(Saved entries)
•••
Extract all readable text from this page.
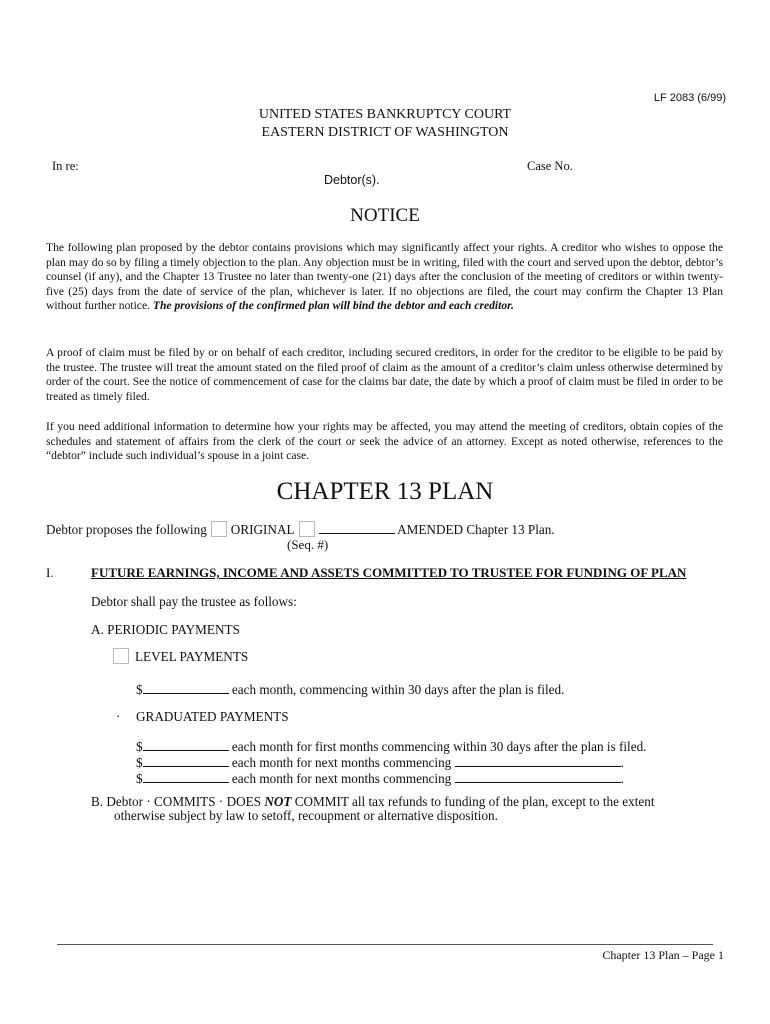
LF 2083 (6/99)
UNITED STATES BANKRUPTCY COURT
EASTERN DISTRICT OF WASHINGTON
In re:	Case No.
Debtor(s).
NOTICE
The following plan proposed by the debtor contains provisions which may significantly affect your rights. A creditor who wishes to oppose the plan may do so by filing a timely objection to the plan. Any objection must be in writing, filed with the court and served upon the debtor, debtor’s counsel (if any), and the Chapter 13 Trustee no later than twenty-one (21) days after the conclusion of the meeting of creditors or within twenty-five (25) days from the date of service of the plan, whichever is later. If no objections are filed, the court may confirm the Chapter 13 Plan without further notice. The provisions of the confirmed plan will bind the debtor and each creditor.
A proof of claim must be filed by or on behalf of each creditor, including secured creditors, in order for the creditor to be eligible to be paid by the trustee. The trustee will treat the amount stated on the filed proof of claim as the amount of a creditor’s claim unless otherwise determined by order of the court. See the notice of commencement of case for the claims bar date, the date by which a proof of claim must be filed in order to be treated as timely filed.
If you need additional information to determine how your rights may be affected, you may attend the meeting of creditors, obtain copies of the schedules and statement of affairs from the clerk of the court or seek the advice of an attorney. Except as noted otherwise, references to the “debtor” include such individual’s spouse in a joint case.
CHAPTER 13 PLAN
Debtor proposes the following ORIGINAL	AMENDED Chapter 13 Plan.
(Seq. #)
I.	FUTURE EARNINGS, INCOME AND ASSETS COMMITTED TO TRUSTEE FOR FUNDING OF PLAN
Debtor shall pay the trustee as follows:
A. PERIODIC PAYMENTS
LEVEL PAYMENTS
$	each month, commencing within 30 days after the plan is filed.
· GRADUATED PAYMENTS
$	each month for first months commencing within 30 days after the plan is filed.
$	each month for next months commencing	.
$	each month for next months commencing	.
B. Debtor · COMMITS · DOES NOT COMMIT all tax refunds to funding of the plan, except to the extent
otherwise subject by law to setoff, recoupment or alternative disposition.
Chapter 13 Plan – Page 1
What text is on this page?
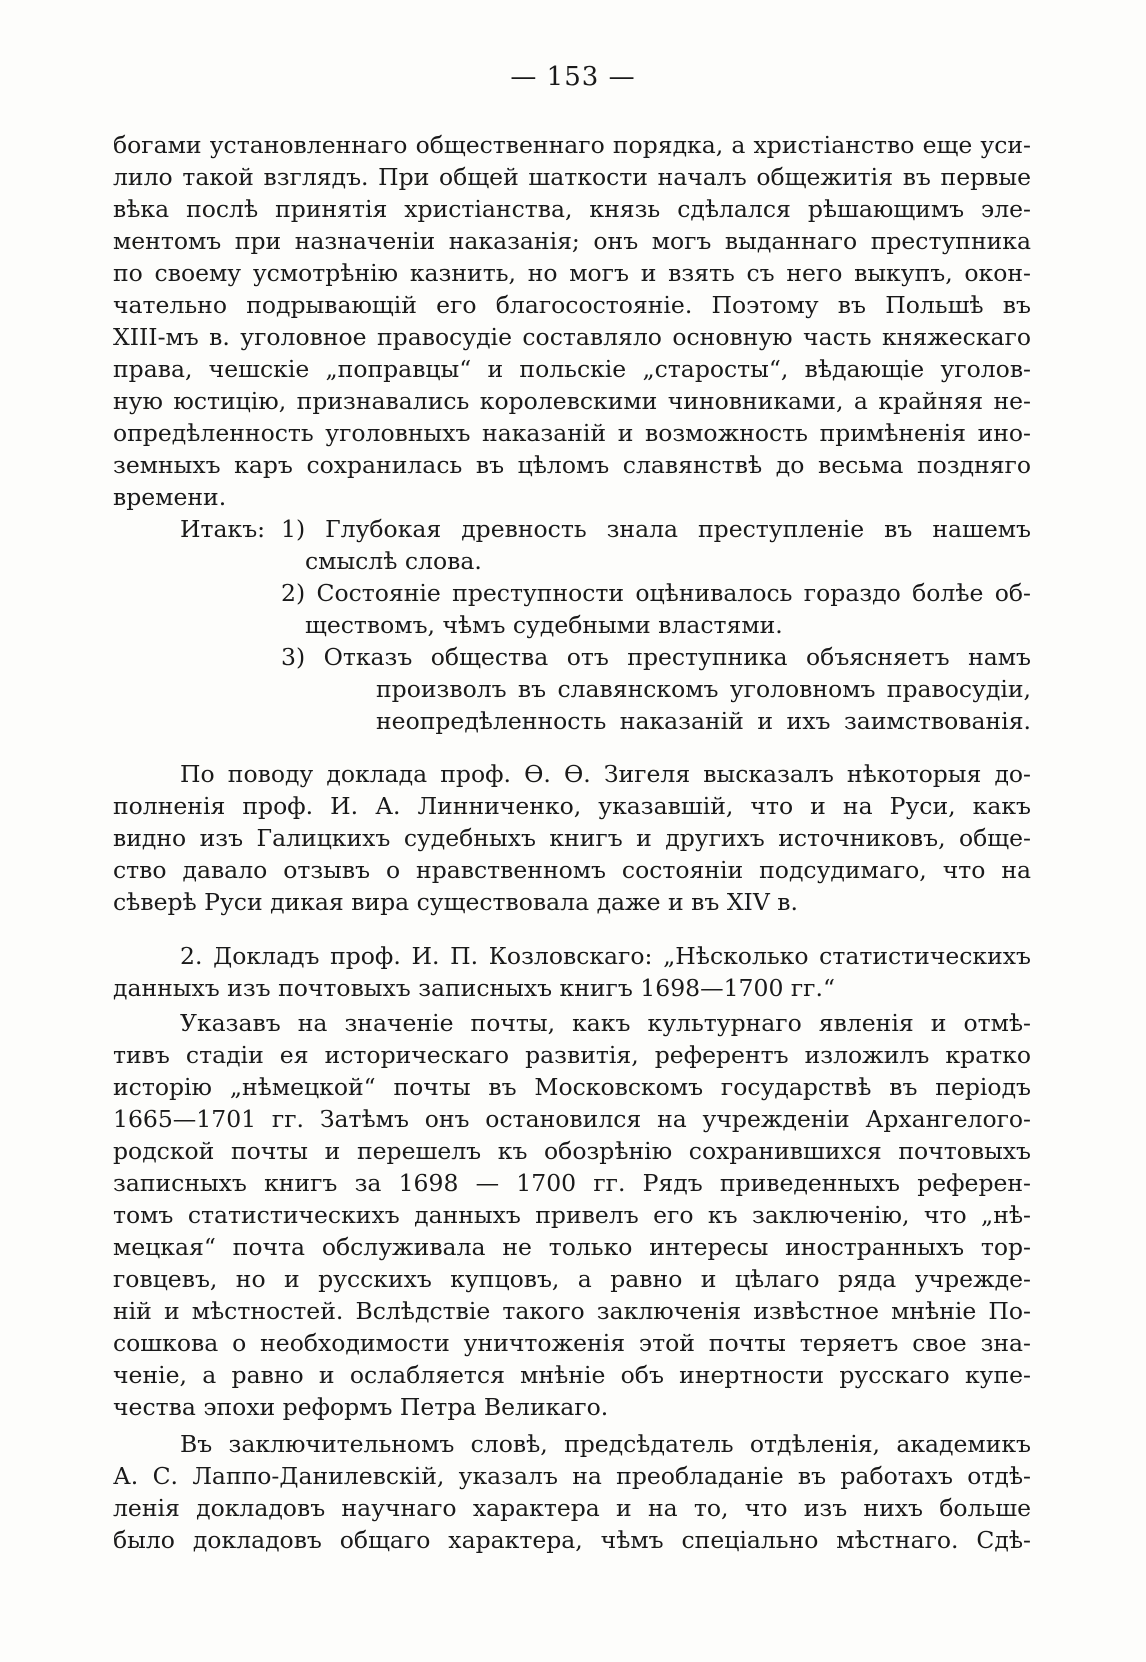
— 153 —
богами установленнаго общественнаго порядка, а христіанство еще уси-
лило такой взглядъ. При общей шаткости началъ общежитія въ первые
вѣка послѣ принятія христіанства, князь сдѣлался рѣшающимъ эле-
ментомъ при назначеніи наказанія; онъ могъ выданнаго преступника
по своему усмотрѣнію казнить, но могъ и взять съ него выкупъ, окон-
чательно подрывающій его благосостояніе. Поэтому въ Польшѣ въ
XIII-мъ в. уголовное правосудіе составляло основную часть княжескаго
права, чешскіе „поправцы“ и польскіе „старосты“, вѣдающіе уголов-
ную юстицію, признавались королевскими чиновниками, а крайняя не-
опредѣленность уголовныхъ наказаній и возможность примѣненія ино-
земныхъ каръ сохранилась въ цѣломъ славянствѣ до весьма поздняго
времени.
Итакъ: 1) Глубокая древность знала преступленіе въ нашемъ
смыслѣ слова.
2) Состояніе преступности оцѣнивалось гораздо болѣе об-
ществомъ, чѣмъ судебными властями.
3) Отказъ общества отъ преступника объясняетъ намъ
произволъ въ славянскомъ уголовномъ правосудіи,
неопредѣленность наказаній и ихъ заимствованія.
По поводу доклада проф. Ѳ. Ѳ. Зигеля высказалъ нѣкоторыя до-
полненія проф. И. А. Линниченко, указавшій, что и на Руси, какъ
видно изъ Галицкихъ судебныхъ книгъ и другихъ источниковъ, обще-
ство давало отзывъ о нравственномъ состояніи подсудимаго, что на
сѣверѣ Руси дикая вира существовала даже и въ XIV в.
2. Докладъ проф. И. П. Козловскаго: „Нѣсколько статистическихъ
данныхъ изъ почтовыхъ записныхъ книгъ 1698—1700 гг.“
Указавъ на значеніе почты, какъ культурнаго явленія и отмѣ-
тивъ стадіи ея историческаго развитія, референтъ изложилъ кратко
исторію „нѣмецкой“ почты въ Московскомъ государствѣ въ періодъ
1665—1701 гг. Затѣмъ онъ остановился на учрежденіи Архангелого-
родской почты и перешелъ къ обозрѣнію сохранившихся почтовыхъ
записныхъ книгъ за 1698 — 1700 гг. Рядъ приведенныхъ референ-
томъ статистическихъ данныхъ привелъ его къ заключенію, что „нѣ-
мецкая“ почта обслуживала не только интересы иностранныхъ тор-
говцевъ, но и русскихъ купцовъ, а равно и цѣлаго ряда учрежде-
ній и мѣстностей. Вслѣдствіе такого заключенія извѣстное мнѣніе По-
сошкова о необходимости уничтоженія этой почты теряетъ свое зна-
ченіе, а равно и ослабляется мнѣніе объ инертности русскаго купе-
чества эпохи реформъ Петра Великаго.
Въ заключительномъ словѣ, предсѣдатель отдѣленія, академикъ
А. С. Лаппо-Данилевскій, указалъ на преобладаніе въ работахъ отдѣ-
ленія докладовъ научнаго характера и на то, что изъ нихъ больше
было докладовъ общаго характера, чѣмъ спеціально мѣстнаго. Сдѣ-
•••
* Exercise goal: In the listing above, find each line with the word "чѣмъ" and copy it.

* Solution:
ществомъ, чѣмъ судебными властями.
было докладовъ общаго характера, чѣмъ спеціально мѣстнаго. Сдѣ-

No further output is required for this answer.